Saved entries:
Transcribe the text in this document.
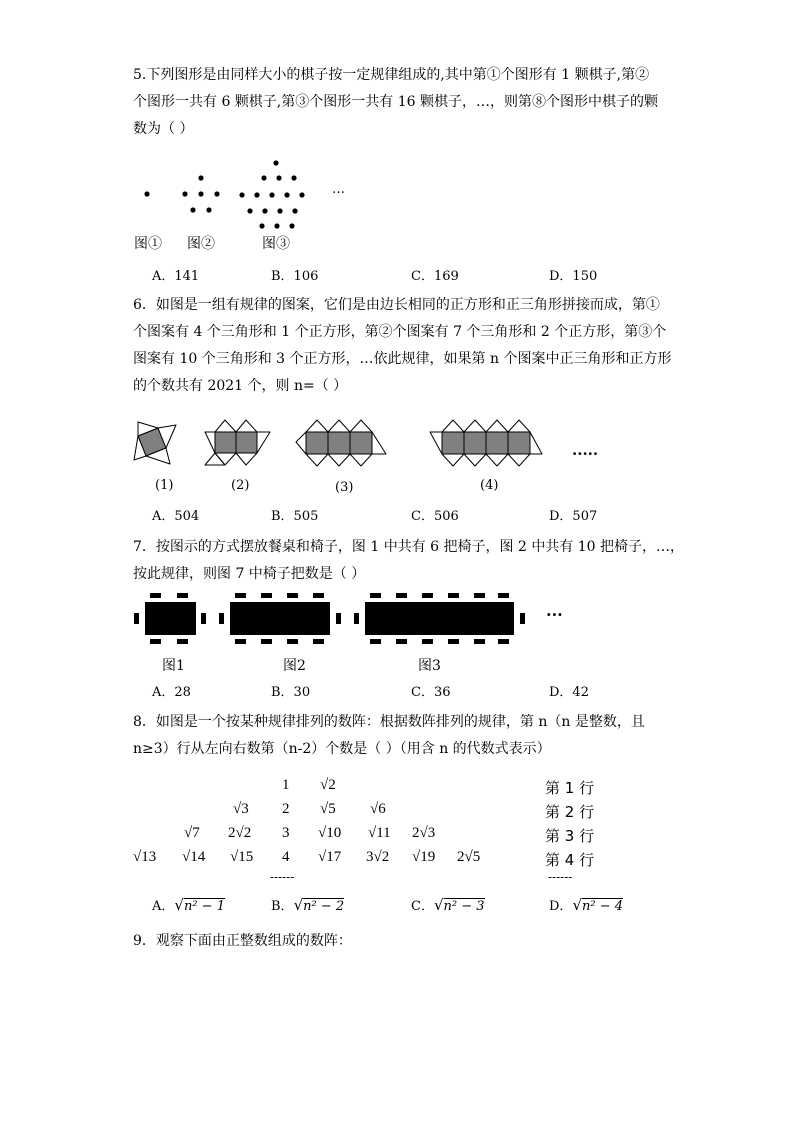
5.下列图形是由同样大小的棋子按一定规律组成的,其中第①个图形有 1 颗棋子,第②
个图形一共有 6 颗棋子,第③个图形一共有 16 颗棋子，…，则第⑧个图形中棋子的颗
数为（ ）
…
图① 图②	图③
A．141	B．106	C．169	D．150
6．如图是一组有规律的图案，它们是由边长相同的正方形和正三角形拼接而成，第①
个图案有 4 个三角形和 1 个正方形，第②个图案有 7 个三角形和 2 个正方形，第③个
图案有 10 个三角形和 3 个正方形，…依此规律，如果第 n 个图案中正三角形和正方形
的个数共有 2021 个，则 n=（ ）
·····
(1)	(2)	(3)	(4)
A．504	B．505	C．506	D．507
7．按图示的方式摆放餐桌和椅子，图 1 中共有 6 把椅子，图 2 中共有 10 把椅子，…，
按此规律，则图 7 中椅子把数是（ ）
···
图1	图2	图3
A．28	B．30	C．36	D．42
8．如图是一个按某种规律排列的数阵：根据数阵排列的规律，第 n（n 是整数，且
n≥3）行从左向右数第（n-2）个数是（ ）（用含 n 的代数式表示）
1 √2
√3 2 √5 √6
√7 2√2 3 √10 √11 2√3
√13 √14 √15 4 √17 3√2 √19 2√5
------
第 1 行
第 2 行
第 3 行
第 4 行
------
A．√n² − 1	B．√n² − 2	C．√n² − 3	D．√n² − 4
9．观察下面由正整数组成的数阵：
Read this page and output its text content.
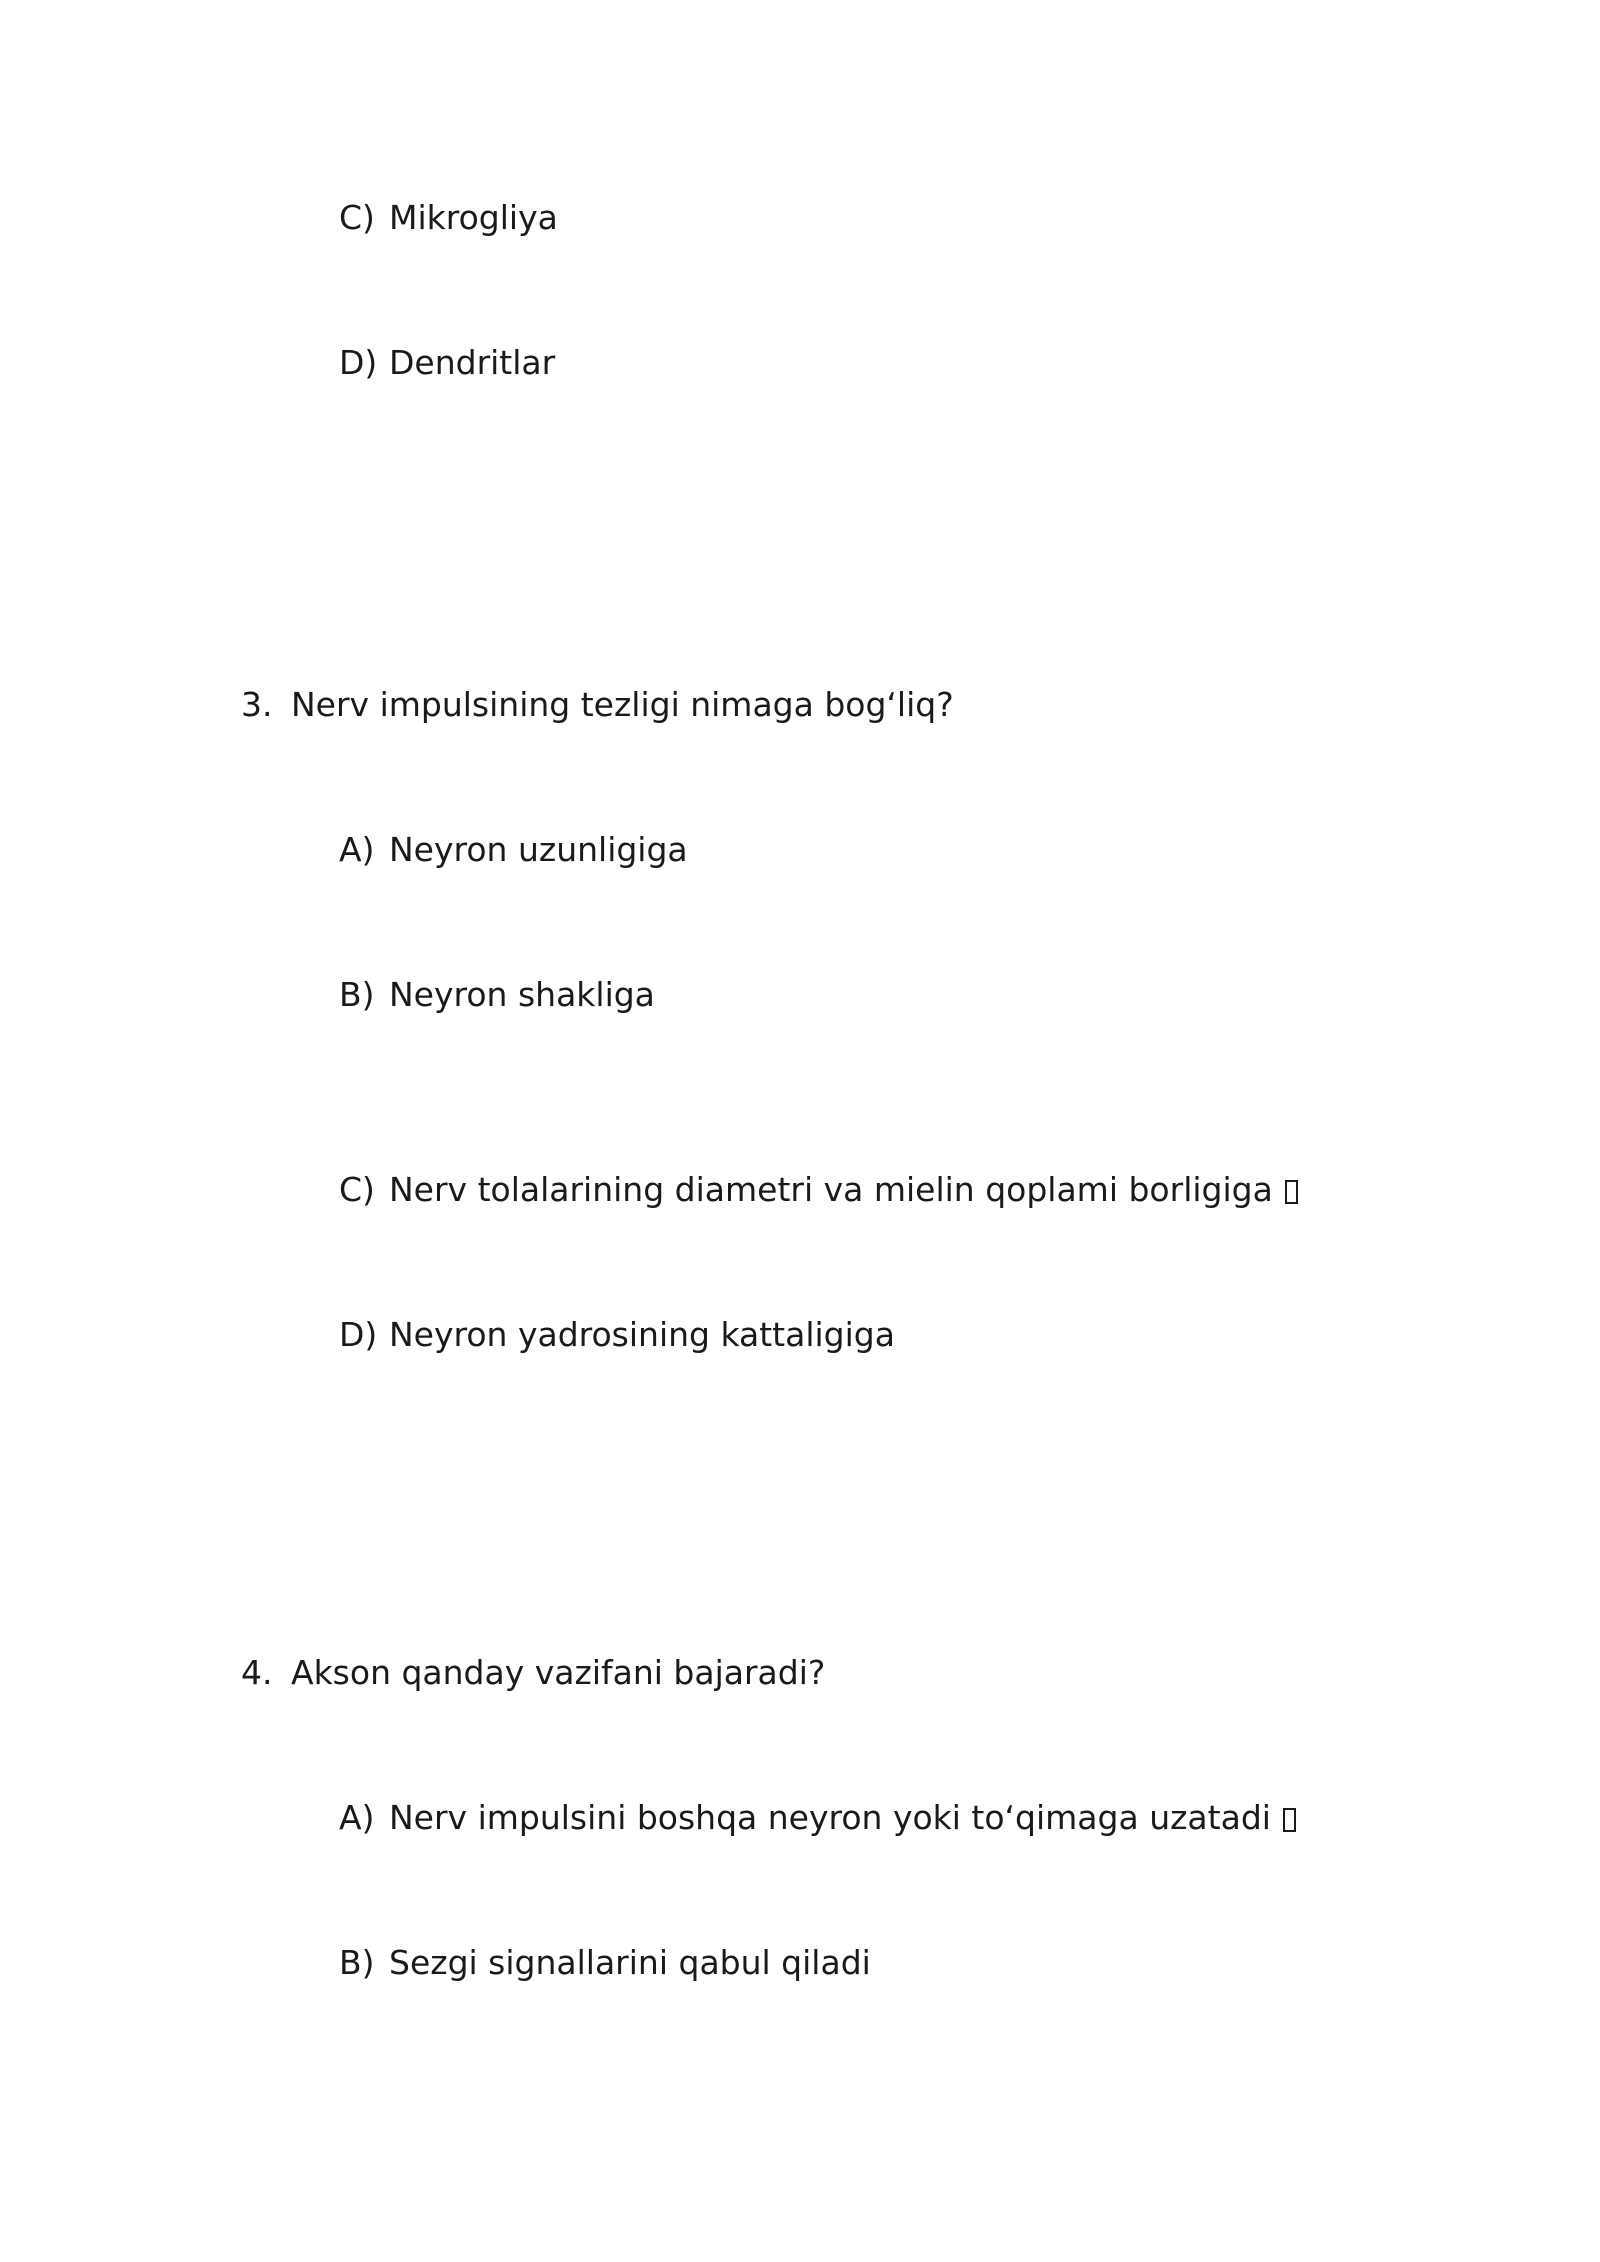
C) Mikrogliya
D) Dendritlar
3. Nerv impulsining tezligi nimaga bog‘liq?
A) Neyron uzunligiga
B) Neyron shakliga
C) Nerv tolalarining diametri va mielin qoplami borligiga
D) Neyron yadrosining kattaligiga
4. Akson qanday vazifani bajaradi?
A) Nerv impulsini boshqa neyron yoki to‘qimaga uzatadi
B) Sezgi signallarini qabul qiladi
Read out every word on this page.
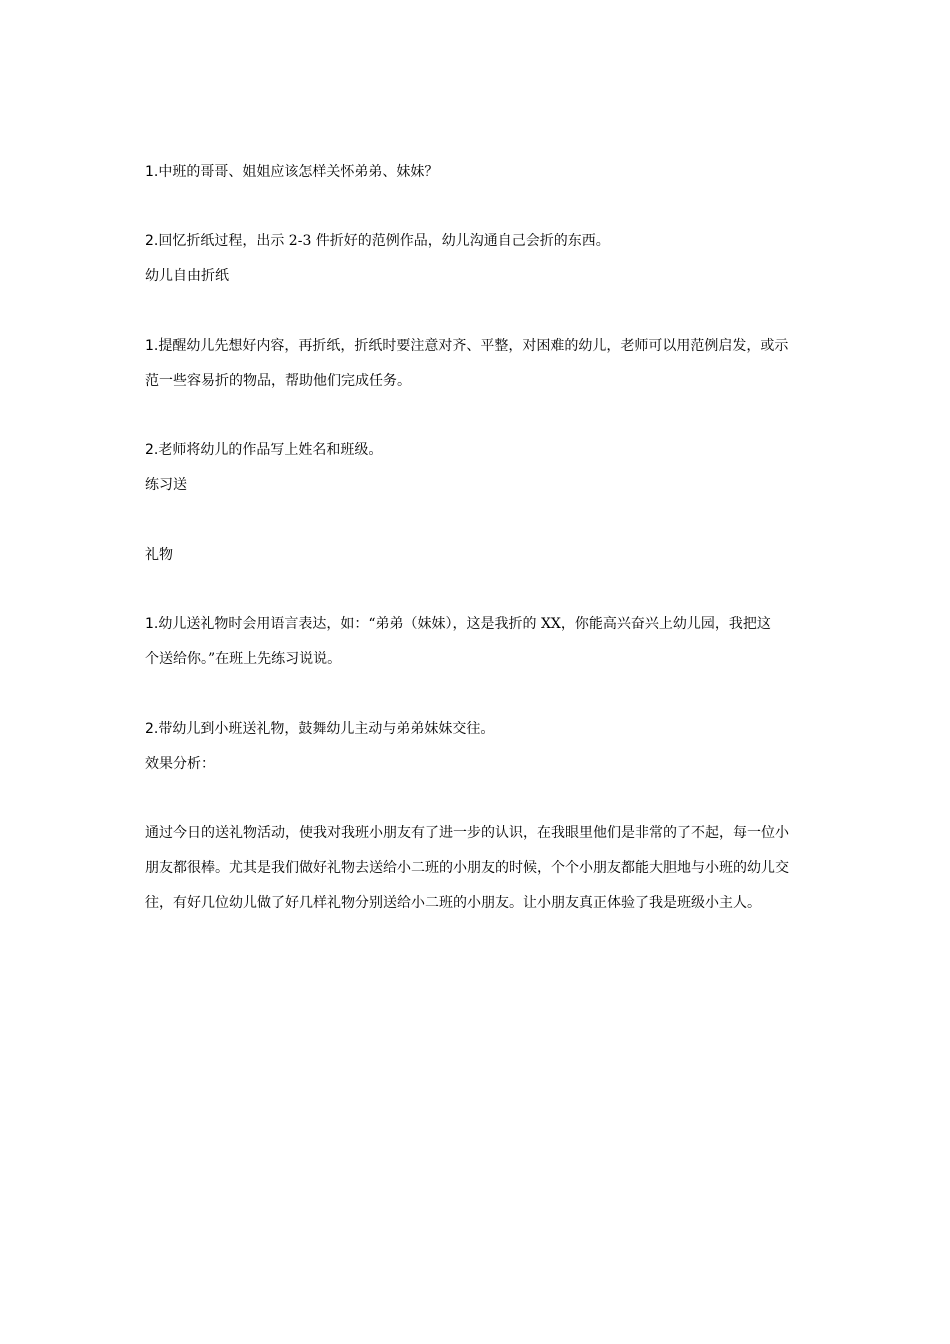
1.中班的哥哥、姐姐应该怎样关怀弟弟、妹妹？
2.回忆折纸过程，出示 2-3 件折好的范例作品，幼儿沟通自己会折的东西。
幼儿自由折纸
1.提醒幼儿先想好内容，再折纸，折纸时要注意对齐、平整，对困难的幼儿，老师可以用范例启发，或示
范一些容易折的物品，帮助他们完成任务。
2.老师将幼儿的作品写上姓名和班级。
练习送
礼物
1.幼儿送礼物时会用语言表达，如：“弟弟（妹妹），这是我折的 XX，你能高兴奋兴上幼儿园，我把这
个送给你。”在班上先练习说说。
2.带幼儿到小班送礼物，鼓舞幼儿主动与弟弟妹妹交往。
效果分析：
通过今日的送礼物活动，使我对我班小朋友有了进一步的认识，在我眼里他们是非常的了不起，每一位小
朋友都很棒。尤其是我们做好礼物去送给小二班的小朋友的时候，个个小朋友都能大胆地与小班的幼儿交
往，有好几位幼儿做了好几样礼物分别送给小二班的小朋友。让小朋友真正体验了我是班级小主人。
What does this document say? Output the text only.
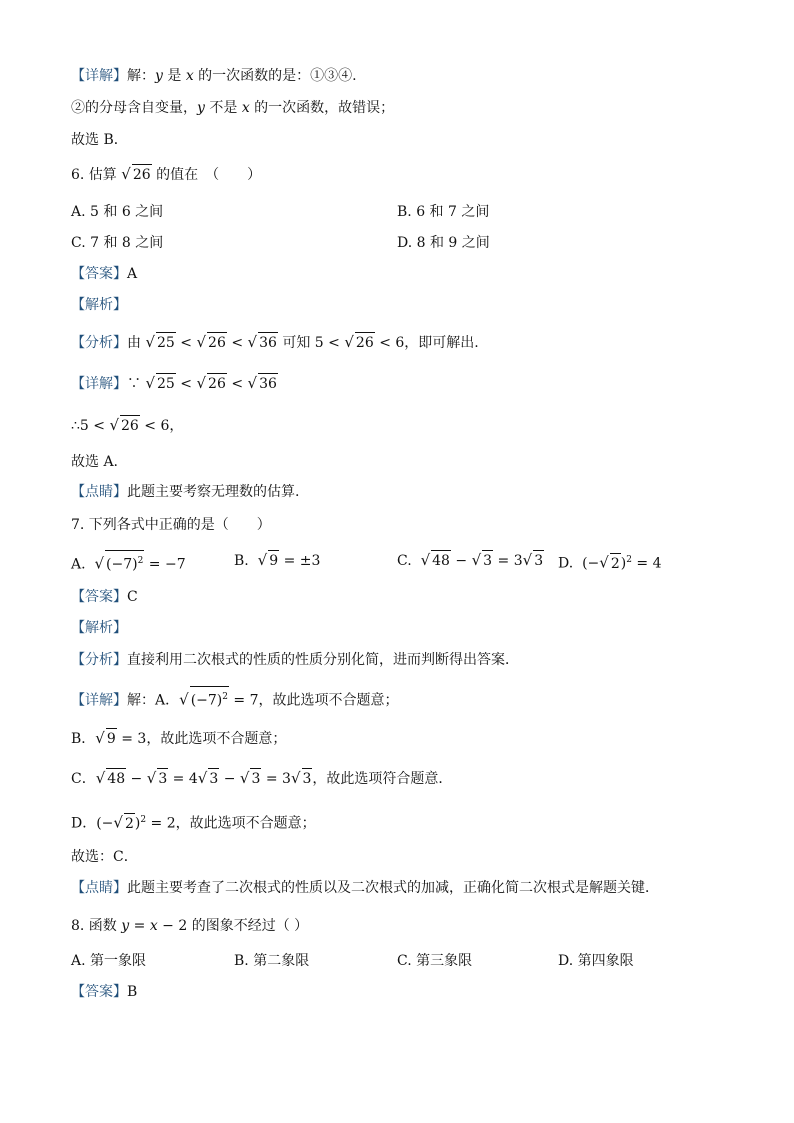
【详解】解：y 是 x 的一次函数的是：①③④.
②的分母含自变量，y 不是 x 的一次函数，故错误；
故选 B．
6. 估算 √ 26 的值在　（　　）
A. 5 和 6 之间	B. 6 和 7 之间
C. 7 和 8 之间	D. 8 和 9 之间
【答案】A
【解析】
【分析】由 √ 25 < √ 26 < √ 36 可知 5 < √ 26 < 6，即可解出.
【详解】∵ √ 25 < √ 26 < √ 36
∴5 < √ 26 < 6，
故选 A.
【点睛】此题主要考察无理数的估算.
7. 下列各式中正确的是（　　）
A.  √ $(-7)^2 = -7$	B.  √ 9 = ±3	C.  √ 48 − √ 3 = 3√ 3 D.  (−√ 2)$^2$ = 4
【答案】C
【解析】
【分析】直接利用二次根式的性质的性质分别化简，进而判断得出答案．
【详解】解：A．√ $(-7)^2 = 7$，故此选项不合题意；
B．√ 9 = 3，故此选项不合题意；
C．√ 48 − √ 3 = 4√ 3 − √ 3 = 3√ 3，故此选项符合题意．
D．(−√ 2)$^2$ = 2，故此选项不合题意；
故选：C．
【点睛】此题主要考查了二次根式的性质以及二次根式的加减，正确化简二次根式是解题关键．
8. 函数 y = x − 2 的图象不经过（ ）
A. 第一象限	B. 第二象限	C. 第三象限	D. 第四象限
【答案】B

Instructions to follow: Output the material word for word, omitting its pictures.

Written answer:
Transcribe the text in this document.
5.下列图形是由同样大小的棋子按一定规律组成的,其中第①个图形有 1 颗棋子,第②
个图形一共有 6 颗棋子,第③个图形一共有 16 颗棋子，…，则第⑧个图形中棋子的颗
数为（ ）
…
图① 图②	图③
A．141	B．106	C．169	D．150
6．如图是一组有规律的图案，它们是由边长相同的正方形和正三角形拼接而成，第①
个图案有 4 个三角形和 1 个正方形，第②个图案有 7 个三角形和 2 个正方形，第③个
图案有 10 个三角形和 3 个正方形，…依此规律，如果第 n 个图案中正三角形和正方形
的个数共有 2021 个，则 n=（ ）
·····
(1)	(2)	(3)	(4)
A．504	B．505	C．506	D．507
7．按图示的方式摆放餐桌和椅子，图 1 中共有 6 把椅子，图 2 中共有 10 把椅子，…，
按此规律，则图 7 中椅子把数是（ ）
···
图1	图2	图3
A．28	B．30	C．36	D．42
8．如图是一个按某种规律排列的数阵：根据数阵排列的规律，第 n（n 是整数，且
n≥3）行从左向右数第（n-2）个数是（ ）（用含 n 的代数式表示）
1 √2
√3 2 √5 √6
√7 2√2 3 √10 √11 2√3
√13 √14 √15 4 √17 3√2 √19 2√5
------
第 1 行
第 2 行
第 3 行
第 4 行
------
A．√n² − 1	B．√n² − 2	C．√n² − 3	D．√n² − 4
9．观察下面由正整数组成的数阵：
Read this page and output its text content.
C) Mikrogliya
D) Dendritlar
3. Nerv impulsining tezligi nimaga bog‘liq?
A) Neyron uzunligiga
B) Neyron shakliga
C) Nerv tolalarining diametri va mielin qoplami borligiga
D) Neyron yadrosining kattaligiga
4. Akson qanday vazifani bajaradi?
A) Nerv impulsini boshqa neyron yoki to‘qimaga uzatadi
B) Sezgi signallarini qabul qiladi
Read out every word on this page.
1.中班的哥哥、姐姐应该怎样关怀弟弟、妹妹？
2.回忆折纸过程，出示 2-3 件折好的范例作品，幼儿沟通自己会折的东西。
幼儿自由折纸
1.提醒幼儿先想好内容，再折纸，折纸时要注意对齐、平整，对困难的幼儿，老师可以用范例启发，或示
范一些容易折的物品，帮助他们完成任务。
2.老师将幼儿的作品写上姓名和班级。
练习送
礼物
1.幼儿送礼物时会用语言表达，如：“弟弟（妹妹），这是我折的 XX，你能高兴奋兴上幼儿园，我把这
个送给你。”在班上先练习说说。
2.带幼儿到小班送礼物，鼓舞幼儿主动与弟弟妹妹交往。
效果分析：
通过今日的送礼物活动，使我对我班小朋友有了进一步的认识，在我眼里他们是非常的了不起，每一位小
朋友都很棒。尤其是我们做好礼物去送给小二班的小朋友的时候，个个小朋友都能大胆地与小班的幼儿交
往，有好几位幼儿做了好几样礼物分别送给小二班的小朋友。让小朋友真正体验了我是班级小主人。
What does this document say? Output the text only.
【详解】解：y 是 x 的一次函数的是：①③④.
②的分母含自变量，y 不是 x 的一次函数，故错误；
故选 B．
6. 估算 √ 26 的值在　（　　）
A. 5 和 6 之间	B. 6 和 7 之间
C. 7 和 8 之间	D. 8 和 9 之间
【答案】A
【解析】
【分析】由 √ 25 < √ 26 < √ 36 可知 5 < √ 26 < 6，即可解出.
【详解】∵ √ 25 < √ 26 < √ 36
∴5 < √ 26 < 6，
故选 A.
【点睛】此题主要考察无理数的估算.
7. 下列各式中正确的是（　　）
A.  √ $(-7)^2 = -7$	B.  √ 9 = ±3	C.  √ 48 − √ 3 = 3√ 3 D.  (−√ 2)$^2$ = 4
【答案】C
【解析】
【分析】直接利用二次根式的性质的性质分别化简，进而判断得出答案．
【详解】解：A．√ $(-7)^2 = 7$，故此选项不合题意；
B．√ 9 = 3，故此选项不合题意；
C．√ 48 − √ 3 = 4√ 3 − √ 3 = 3√ 3，故此选项符合题意．
D．(−√ 2)$^2$ = 2，故此选项不合题意；
故选：C．
【点睛】此题主要考查了二次根式的性质以及二次根式的加减，正确化简二次根式是解题关键．
8. 函数 y = x − 2 的图象不经过（ ）
A. 第一象限	B. 第二象限	C. 第三象限	D. 第四象限
【答案】B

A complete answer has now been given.